Go through the material below and copy all lines with "arcmin".

Excerpt from a dataset
○ ○ ○ ○

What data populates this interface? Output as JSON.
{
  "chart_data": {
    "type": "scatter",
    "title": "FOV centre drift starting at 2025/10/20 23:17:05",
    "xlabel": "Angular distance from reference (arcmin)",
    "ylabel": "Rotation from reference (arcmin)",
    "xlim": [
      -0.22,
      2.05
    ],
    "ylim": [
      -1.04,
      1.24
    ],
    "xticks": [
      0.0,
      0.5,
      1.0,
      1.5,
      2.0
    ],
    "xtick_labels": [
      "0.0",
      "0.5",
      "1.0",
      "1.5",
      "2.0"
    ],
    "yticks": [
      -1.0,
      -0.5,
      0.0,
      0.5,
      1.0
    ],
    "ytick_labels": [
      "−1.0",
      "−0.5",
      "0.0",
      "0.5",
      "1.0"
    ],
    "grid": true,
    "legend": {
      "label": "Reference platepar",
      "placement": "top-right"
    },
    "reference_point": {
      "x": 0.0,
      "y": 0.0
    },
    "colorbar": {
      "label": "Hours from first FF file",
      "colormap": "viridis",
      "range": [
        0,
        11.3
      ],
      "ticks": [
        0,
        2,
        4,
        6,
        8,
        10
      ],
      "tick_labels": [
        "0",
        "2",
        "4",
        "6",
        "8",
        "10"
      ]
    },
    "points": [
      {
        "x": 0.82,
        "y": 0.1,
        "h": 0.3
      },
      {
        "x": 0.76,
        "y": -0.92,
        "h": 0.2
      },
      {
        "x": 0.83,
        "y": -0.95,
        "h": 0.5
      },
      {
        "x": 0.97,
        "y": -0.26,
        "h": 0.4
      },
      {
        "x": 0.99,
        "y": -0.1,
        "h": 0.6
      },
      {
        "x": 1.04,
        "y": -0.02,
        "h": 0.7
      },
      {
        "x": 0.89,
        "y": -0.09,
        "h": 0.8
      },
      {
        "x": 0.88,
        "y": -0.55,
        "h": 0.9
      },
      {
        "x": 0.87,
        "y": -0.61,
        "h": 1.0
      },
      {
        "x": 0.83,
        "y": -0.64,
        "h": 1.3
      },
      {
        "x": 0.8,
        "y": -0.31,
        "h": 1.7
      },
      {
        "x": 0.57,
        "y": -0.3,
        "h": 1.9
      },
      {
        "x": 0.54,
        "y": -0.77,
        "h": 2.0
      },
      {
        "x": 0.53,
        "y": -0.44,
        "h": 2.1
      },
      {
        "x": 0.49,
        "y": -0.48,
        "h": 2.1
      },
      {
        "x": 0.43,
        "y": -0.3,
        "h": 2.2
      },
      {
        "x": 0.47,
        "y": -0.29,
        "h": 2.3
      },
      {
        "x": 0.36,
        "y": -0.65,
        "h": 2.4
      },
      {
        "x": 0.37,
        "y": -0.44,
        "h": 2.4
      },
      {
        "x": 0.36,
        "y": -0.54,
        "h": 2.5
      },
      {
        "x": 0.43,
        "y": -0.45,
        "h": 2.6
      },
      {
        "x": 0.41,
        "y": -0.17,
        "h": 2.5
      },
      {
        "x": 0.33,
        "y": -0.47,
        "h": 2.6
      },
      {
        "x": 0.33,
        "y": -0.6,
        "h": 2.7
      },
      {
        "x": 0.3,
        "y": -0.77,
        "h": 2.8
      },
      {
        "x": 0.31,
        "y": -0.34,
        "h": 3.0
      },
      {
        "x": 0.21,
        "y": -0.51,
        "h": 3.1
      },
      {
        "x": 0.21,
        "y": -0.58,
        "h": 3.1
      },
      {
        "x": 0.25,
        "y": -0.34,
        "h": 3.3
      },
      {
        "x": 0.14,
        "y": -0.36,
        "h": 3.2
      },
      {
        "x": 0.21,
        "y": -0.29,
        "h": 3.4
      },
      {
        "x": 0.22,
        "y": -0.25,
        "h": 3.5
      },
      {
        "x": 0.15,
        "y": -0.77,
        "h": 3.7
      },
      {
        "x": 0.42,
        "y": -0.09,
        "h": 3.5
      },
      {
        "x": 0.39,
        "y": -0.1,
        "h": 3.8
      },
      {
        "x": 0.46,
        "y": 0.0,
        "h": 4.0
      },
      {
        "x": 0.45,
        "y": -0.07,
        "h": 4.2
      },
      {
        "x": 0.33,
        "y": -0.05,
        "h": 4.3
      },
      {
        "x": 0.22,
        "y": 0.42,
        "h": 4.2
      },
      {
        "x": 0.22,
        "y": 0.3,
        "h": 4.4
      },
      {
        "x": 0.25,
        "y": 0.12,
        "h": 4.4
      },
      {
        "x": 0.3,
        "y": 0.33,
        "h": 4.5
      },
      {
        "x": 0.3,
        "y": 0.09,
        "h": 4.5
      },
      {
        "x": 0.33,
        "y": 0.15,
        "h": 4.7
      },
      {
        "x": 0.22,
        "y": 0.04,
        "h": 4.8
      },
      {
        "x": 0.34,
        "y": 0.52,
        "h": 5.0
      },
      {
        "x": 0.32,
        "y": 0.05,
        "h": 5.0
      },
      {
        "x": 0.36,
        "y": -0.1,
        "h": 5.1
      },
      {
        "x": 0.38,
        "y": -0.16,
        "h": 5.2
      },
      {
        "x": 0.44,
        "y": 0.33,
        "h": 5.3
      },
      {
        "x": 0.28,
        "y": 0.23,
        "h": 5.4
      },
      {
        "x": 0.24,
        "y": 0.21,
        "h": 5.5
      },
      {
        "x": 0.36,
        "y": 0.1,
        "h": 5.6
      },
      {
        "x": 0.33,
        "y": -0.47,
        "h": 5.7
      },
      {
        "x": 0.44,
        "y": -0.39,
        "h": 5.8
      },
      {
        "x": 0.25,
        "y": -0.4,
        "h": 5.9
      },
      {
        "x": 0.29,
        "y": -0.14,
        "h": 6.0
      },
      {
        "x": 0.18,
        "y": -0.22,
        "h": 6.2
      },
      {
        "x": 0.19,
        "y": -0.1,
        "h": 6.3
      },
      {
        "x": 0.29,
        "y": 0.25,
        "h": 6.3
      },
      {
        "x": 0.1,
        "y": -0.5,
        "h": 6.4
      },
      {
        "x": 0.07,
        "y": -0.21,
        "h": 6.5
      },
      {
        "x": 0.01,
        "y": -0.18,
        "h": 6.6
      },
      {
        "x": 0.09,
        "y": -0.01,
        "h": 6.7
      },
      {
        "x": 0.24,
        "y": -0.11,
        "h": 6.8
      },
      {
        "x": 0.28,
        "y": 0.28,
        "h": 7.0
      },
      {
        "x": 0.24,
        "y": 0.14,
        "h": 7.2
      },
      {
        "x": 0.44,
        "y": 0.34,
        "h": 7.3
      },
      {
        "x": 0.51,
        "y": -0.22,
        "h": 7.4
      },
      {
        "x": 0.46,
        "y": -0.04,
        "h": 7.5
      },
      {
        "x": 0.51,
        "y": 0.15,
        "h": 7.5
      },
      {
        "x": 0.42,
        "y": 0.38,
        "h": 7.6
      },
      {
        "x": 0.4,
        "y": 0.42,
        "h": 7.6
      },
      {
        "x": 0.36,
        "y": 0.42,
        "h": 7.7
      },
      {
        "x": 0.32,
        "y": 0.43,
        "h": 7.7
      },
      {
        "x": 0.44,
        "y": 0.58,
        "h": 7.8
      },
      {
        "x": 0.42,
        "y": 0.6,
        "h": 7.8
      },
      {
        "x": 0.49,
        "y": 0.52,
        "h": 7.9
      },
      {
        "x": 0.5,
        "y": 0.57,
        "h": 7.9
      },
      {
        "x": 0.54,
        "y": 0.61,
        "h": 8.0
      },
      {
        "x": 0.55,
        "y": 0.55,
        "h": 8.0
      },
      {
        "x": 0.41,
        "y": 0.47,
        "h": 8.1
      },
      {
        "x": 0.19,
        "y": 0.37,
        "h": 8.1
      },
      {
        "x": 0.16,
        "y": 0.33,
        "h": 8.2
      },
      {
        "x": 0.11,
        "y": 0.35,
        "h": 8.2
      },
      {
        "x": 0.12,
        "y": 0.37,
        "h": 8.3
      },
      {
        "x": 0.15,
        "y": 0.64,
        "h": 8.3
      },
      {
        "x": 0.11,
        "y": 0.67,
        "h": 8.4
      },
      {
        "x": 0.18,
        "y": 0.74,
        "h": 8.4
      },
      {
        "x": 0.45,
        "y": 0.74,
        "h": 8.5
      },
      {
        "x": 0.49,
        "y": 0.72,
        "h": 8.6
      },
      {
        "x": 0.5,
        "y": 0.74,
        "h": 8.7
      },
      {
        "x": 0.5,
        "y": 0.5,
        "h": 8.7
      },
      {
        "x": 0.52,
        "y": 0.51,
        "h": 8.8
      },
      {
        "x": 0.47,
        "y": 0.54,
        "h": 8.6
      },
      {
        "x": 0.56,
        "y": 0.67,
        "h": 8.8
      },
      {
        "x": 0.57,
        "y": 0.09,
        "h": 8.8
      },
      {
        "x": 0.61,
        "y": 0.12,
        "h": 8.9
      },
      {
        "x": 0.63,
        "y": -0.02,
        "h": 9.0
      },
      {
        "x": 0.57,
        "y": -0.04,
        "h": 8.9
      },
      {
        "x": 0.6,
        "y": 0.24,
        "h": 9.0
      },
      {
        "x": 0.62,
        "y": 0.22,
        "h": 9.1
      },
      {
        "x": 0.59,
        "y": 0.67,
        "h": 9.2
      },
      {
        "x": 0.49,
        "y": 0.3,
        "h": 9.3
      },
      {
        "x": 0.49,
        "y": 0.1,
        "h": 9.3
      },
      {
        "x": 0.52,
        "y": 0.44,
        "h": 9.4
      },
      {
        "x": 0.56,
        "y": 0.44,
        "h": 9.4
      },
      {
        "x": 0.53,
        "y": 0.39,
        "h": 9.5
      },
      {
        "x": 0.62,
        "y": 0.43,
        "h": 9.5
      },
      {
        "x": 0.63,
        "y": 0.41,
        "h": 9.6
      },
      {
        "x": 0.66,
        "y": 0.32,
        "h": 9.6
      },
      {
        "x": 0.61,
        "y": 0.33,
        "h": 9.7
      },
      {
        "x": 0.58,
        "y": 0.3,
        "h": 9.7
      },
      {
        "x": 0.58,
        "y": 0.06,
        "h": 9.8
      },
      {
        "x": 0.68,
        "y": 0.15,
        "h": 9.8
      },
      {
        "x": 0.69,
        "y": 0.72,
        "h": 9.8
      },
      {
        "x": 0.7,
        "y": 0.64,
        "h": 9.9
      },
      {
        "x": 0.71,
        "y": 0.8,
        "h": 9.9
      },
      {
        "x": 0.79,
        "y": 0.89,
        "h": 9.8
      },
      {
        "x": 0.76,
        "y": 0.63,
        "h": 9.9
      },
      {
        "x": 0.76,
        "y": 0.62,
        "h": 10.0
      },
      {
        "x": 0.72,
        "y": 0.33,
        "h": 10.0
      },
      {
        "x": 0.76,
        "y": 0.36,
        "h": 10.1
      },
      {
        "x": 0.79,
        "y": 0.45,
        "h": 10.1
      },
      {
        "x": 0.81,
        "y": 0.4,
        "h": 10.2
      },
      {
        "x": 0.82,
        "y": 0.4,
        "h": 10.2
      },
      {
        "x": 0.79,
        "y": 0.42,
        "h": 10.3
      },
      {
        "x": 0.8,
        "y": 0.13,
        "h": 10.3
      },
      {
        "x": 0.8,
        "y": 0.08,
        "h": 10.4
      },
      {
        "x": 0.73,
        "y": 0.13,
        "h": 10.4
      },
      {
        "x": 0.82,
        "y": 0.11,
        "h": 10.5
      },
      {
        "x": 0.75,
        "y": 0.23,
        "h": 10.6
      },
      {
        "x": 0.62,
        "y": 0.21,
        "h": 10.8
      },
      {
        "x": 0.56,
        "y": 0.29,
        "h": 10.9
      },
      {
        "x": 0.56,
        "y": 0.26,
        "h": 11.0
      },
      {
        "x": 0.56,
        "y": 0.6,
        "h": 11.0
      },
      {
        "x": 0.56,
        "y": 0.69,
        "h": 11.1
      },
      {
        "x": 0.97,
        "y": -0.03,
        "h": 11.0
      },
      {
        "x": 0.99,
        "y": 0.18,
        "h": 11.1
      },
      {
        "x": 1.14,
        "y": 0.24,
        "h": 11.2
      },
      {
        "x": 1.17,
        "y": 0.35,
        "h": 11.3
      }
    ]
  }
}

○ ○ ○ ○

# [SOLUTION TO THIS PROBLEM]
    "xlabel": "Angular distance from reference (arcmin)",
    "ylabel": "Rotation from reference (arcmin)",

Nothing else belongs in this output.